- [GOAL]
In the records below, locate the line containing "What data populates", then extract it and all following lines exactly, ending with the last line.

- [EXERCISE INPUTS]
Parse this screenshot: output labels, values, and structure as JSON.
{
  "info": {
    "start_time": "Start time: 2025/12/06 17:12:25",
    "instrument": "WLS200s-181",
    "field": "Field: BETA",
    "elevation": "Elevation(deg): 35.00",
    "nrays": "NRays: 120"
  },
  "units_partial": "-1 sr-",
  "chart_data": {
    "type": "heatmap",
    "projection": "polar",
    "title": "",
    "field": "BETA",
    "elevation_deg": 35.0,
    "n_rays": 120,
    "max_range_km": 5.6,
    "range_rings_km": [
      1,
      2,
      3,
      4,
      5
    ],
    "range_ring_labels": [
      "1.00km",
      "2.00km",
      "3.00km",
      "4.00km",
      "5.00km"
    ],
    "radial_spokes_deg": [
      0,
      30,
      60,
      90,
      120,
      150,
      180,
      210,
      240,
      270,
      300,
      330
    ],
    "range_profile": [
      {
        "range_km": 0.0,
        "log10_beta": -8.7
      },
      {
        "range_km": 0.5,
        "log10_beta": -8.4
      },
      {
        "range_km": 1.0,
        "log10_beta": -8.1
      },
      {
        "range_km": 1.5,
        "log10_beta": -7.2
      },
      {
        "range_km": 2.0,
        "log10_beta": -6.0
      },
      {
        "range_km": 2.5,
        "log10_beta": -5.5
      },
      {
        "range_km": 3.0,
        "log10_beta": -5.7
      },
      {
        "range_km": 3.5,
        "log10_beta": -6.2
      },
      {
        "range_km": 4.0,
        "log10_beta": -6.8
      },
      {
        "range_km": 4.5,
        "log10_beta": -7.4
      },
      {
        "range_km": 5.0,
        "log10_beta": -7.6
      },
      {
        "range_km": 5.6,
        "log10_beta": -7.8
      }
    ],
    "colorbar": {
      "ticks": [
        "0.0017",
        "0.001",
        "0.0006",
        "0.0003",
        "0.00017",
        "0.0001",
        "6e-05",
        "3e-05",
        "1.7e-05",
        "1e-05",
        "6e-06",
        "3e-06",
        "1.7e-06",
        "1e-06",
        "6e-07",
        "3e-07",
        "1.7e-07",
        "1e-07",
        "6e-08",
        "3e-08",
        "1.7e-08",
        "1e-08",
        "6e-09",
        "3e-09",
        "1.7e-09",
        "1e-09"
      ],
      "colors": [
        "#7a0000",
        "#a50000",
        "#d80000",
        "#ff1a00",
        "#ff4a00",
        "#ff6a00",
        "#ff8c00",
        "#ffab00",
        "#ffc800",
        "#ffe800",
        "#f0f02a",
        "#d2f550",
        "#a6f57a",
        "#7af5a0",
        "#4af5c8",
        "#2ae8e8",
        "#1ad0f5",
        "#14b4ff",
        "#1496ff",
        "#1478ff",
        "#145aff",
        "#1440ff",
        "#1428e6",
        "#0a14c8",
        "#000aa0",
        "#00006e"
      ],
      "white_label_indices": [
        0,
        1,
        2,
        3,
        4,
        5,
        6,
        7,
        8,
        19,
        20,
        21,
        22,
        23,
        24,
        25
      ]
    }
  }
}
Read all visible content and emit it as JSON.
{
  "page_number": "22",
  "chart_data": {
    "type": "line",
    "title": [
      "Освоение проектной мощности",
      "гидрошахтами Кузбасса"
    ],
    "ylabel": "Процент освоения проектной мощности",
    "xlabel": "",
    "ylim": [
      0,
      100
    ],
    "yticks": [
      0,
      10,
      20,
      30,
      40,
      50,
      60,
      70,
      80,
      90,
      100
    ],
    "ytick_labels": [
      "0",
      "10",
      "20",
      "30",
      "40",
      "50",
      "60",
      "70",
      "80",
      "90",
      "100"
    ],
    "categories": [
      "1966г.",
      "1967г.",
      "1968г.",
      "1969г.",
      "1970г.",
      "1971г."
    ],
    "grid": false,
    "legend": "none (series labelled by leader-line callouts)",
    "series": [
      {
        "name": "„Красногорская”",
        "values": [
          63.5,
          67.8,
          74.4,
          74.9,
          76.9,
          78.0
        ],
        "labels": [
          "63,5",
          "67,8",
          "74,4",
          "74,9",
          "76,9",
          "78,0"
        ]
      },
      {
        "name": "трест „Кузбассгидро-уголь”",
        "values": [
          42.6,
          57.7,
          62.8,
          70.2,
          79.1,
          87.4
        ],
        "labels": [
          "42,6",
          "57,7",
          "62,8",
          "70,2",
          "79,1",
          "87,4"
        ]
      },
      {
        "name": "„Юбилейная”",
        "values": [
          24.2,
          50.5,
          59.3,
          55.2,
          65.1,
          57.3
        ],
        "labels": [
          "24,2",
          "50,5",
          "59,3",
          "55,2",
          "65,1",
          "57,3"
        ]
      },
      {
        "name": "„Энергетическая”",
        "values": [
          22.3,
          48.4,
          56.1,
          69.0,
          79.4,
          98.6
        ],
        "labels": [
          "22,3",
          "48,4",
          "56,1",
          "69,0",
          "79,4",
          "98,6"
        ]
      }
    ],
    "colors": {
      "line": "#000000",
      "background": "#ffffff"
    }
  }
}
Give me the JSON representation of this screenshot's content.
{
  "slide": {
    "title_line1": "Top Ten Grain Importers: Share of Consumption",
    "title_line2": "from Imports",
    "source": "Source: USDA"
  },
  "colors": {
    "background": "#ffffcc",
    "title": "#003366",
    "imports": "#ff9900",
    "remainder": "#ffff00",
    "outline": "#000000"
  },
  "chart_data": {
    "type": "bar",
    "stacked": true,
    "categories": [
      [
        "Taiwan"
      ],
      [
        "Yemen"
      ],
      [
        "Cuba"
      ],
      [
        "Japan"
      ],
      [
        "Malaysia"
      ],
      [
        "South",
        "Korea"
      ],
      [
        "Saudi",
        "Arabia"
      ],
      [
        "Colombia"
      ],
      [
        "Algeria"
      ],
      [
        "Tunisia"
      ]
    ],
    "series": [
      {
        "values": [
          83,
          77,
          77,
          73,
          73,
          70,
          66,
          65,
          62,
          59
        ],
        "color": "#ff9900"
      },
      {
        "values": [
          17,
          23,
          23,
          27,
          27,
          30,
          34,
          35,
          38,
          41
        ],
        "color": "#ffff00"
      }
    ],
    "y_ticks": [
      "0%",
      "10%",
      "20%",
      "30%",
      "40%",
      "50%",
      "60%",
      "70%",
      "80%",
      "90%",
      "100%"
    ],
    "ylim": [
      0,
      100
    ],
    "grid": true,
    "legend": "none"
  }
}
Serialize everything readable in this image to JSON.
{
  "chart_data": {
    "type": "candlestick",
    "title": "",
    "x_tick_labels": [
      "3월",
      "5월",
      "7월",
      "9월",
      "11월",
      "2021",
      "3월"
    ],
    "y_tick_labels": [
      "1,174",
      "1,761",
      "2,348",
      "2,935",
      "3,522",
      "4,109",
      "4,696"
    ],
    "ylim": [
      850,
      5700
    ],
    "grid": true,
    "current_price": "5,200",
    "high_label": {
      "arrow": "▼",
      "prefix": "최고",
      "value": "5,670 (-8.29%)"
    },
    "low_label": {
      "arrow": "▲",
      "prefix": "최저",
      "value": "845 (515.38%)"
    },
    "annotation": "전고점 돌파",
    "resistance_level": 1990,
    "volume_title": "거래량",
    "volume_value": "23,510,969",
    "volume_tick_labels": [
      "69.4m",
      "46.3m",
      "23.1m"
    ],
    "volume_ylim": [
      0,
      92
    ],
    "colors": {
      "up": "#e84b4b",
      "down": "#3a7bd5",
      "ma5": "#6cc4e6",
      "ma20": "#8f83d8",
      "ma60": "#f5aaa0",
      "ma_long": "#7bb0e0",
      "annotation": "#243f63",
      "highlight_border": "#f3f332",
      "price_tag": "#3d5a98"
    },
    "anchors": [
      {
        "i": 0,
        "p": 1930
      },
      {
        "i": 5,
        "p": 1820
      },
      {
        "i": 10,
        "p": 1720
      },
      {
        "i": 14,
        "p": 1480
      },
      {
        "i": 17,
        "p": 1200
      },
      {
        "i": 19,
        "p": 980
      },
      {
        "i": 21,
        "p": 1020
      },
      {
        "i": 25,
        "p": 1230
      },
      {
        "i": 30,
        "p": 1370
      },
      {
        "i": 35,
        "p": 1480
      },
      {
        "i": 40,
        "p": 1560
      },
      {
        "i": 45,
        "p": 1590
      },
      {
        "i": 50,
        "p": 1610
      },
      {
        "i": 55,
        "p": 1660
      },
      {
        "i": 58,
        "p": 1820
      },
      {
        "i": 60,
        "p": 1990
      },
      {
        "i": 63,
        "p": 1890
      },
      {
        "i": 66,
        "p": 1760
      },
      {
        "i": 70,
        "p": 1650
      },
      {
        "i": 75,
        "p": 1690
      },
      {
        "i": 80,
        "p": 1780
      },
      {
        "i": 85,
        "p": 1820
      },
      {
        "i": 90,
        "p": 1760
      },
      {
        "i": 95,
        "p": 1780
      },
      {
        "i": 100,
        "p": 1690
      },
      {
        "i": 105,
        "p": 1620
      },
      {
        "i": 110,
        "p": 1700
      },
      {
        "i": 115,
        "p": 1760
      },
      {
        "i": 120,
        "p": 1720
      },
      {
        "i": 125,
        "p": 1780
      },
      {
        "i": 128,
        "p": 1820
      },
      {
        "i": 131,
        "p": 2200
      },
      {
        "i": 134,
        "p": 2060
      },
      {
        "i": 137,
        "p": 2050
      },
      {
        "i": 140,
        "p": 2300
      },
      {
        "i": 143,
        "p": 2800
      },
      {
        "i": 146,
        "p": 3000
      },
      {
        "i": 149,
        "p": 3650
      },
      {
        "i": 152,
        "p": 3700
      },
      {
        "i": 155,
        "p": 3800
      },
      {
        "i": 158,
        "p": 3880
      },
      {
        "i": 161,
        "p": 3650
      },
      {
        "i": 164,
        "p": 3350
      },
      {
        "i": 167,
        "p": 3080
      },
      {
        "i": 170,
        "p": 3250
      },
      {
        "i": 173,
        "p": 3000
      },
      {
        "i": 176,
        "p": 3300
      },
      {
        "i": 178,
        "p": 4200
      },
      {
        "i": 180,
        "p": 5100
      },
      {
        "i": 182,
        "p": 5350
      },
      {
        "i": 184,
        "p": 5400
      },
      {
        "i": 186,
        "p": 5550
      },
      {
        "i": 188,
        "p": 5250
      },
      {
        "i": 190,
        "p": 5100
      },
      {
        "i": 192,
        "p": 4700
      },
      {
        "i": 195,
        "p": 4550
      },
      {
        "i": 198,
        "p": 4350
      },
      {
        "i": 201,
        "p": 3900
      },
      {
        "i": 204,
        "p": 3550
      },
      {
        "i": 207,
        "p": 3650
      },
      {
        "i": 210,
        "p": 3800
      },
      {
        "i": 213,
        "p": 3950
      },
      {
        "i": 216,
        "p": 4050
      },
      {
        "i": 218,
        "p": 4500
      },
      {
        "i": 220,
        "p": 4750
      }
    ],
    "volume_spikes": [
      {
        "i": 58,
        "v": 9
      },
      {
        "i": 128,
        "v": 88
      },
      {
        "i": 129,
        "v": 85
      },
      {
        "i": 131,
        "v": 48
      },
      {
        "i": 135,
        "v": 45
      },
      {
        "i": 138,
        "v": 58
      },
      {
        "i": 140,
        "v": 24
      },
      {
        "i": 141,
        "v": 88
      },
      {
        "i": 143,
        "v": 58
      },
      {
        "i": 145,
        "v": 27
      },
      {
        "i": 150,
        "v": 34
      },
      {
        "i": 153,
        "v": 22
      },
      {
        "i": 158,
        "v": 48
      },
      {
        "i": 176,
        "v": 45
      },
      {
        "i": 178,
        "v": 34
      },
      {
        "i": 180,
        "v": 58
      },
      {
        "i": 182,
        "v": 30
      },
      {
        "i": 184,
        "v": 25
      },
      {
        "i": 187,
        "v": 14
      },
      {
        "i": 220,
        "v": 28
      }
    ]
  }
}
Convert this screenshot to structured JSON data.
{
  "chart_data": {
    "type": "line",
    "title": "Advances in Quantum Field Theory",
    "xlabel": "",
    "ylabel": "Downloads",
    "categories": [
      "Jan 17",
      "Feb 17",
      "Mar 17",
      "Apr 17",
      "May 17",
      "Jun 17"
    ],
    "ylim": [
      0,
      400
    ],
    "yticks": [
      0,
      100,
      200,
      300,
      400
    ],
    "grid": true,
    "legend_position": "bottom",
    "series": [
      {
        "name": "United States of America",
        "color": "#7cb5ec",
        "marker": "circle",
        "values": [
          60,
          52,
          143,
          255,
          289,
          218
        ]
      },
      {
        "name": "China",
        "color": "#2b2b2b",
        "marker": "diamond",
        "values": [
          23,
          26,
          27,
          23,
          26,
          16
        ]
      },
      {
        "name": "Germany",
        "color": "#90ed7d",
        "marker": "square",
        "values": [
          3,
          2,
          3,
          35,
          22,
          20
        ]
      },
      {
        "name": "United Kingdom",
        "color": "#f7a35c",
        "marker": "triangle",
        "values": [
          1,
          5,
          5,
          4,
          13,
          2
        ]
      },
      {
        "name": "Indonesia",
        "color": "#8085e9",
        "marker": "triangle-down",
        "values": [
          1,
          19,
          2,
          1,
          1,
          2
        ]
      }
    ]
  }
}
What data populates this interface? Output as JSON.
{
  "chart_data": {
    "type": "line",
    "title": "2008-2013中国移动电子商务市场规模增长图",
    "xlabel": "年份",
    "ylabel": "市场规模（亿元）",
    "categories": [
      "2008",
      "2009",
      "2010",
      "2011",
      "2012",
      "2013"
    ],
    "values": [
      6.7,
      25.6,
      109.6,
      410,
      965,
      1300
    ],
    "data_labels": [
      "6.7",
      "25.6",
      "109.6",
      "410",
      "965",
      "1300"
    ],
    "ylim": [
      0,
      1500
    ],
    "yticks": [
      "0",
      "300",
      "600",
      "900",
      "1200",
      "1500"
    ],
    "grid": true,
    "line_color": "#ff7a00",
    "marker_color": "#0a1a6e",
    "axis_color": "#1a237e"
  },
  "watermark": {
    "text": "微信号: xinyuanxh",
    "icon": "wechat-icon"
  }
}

- [THE RESULT]
What data populates this interface? Output as JSON.
{
  "chart_data": {
    "type": "line",
    "title": "2008-2013中国移动电子商务市场规模增长图",
    "xlabel": "年份",
    "ylabel": "市场规模（亿元）",
    "categories": [
      "2008",
      "2009",
      "2010",
      "2011",
      "2012",
      "2013"
    ],
    "values": [
      6.7,
      25.6,
      109.6,
      410,
      965,
      1300
    ],
    "data_labels": [
      "6.7",
      "25.6",
      "109.6",
      "410",
      "965",
      "1300"
    ],
    "ylim": [
      0,
      1500
    ],
    "yticks": [
      "0",
      "300",
      "600",
      "900",
      "1200",
      "1500"
    ],
    "grid": true,
    "line_color": "#ff7a00",
    "marker_color": "#0a1a6e",
    "axis_color": "#1a237e"
  },
  "watermark": {
    "text": "微信号: xinyuanxh",
    "icon": "wechat-icon"
  }
}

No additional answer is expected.